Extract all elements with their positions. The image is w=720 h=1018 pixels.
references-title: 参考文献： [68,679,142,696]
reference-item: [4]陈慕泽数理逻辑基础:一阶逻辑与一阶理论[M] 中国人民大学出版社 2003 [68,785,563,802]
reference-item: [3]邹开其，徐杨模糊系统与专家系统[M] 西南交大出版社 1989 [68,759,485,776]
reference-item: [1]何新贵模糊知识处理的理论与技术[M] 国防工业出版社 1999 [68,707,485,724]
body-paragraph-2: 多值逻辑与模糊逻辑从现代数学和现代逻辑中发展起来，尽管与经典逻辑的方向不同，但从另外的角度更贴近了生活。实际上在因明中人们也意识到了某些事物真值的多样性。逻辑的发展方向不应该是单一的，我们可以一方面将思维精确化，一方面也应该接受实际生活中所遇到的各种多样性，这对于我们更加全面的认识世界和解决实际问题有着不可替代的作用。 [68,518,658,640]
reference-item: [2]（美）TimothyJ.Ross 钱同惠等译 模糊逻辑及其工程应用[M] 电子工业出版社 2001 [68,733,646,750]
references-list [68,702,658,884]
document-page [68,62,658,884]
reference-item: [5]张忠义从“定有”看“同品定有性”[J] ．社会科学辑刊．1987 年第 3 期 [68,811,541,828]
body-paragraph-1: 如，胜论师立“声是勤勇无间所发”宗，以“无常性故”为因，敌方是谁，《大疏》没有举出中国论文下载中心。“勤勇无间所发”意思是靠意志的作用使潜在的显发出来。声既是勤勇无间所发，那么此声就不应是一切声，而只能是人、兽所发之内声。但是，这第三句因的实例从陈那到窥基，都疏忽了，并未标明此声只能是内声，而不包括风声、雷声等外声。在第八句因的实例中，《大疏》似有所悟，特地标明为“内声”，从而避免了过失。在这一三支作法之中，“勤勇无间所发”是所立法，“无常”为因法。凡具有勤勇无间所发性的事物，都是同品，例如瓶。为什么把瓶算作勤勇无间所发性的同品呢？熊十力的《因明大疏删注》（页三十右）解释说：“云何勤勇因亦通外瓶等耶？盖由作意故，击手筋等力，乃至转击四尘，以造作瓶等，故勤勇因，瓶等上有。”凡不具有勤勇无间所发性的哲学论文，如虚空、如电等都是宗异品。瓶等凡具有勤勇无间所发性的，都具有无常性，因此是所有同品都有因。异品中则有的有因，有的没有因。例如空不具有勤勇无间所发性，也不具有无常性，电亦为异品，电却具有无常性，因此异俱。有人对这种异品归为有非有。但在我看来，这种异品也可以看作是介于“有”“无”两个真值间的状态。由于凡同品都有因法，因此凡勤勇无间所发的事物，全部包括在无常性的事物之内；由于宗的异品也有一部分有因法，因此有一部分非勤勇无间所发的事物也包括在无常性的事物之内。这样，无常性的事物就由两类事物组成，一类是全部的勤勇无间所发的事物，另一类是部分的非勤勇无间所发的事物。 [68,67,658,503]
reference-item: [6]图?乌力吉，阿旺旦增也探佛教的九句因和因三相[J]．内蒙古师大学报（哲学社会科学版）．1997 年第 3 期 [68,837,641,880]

# Requirements
Copy each of the lines above verbatim, leaving out none.

# Result of the exercise
Extract all elements with their positions. The image is w=720 h=1018 pixels.
references-title: 参考文献： [68,679,142,696]
reference-item: [4]陈慕泽数理逻辑基础:一阶逻辑与一阶理论[M] 中国人民大学出版社 2003 [68,785,563,802]
reference-item: [3]邹开其，徐杨模糊系统与专家系统[M] 西南交大出版社 1989 [68,759,485,776]
reference-item: [1]何新贵模糊知识处理的理论与技术[M] 国防工业出版社 1999 [68,707,485,724]
body-paragraph-2: 多值逻辑与模糊逻辑从现代数学和现代逻辑中发展起来，尽管与经典逻辑的方向不同，但从另外的角度更贴近了生活。实际上在因明中人们也意识到了某些事物真值的多样性。逻辑的发展方向不应该是单一的，我们可以一方面将思维精确化，一方面也应该接受实际生活中所遇到的各种多样性，这对于我们更加全面的认识世界和解决实际问题有着不可替代的作用。 [68,518,658,640]
reference-item: [2]（美）TimothyJ.Ross 钱同惠等译 模糊逻辑及其工程应用[M] 电子工业出版社 2001 [68,733,646,750]
references-list [68,702,658,884]
document-page [68,62,658,884]
reference-item: [5]张忠义从“定有”看“同品定有性”[J] ．社会科学辑刊．1987 年第 3 期 [68,811,541,828]
body-paragraph-1: 如，胜论师立“声是勤勇无间所发”宗，以“无常性故”为因，敌方是谁，《大疏》没有举出中国论文下载中心。“勤勇无间所发”意思是靠意志的作用使潜在的显发出来。声既是勤勇无间所发，那么此声就不应是一切声，而只能是人、兽所发之内声。但是，这第三句因的实例从陈那到窥基，都疏忽了，并未标明此声只能是内声，而不包括风声、雷声等外声。在第八句因的实例中，《大疏》似有所悟，特地标明为“内声”，从而避免了过失。在这一三支作法之中，“勤勇无间所发”是所立法，“无常”为因法。凡具有勤勇无间所发性的事物，都是同品，例如瓶。为什么把瓶算作勤勇无间所发性的同品呢？熊十力的《因明大疏删注》（页三十右）解释说：“云何勤勇因亦通外瓶等耶？盖由作意故，击手筋等力，乃至转击四尘，以造作瓶等，故勤勇因，瓶等上有。”凡不具有勤勇无间所发性的哲学论文，如虚空、如电等都是宗异品。瓶等凡具有勤勇无间所发性的，都具有无常性，因此是所有同品都有因。异品中则有的有因，有的没有因。例如空不具有勤勇无间所发性，也不具有无常性，电亦为异品，电却具有无常性，因此异俱。有人对这种异品归为有非有。但在我看来，这种异品也可以看作是介于“有”“无”两个真值间的状态。由于凡同品都有因法，因此凡勤勇无间所发的事物，全部包括在无常性的事物之内；由于宗的异品也有一部分有因法，因此有一部分非勤勇无间所发的事物也包括在无常性的事物之内。这样，无常性的事物就由两类事物组成，一类是全部的勤勇无间所发的事物，另一类是部分的非勤勇无间所发的事物。 [68,67,658,503]
reference-item: [6]图?乌力吉，阿旺旦增也探佛教的九句因和因三相[J]．内蒙古师大学报（哲学社会科学版）．1997 年第 3 期 [68,837,641,880]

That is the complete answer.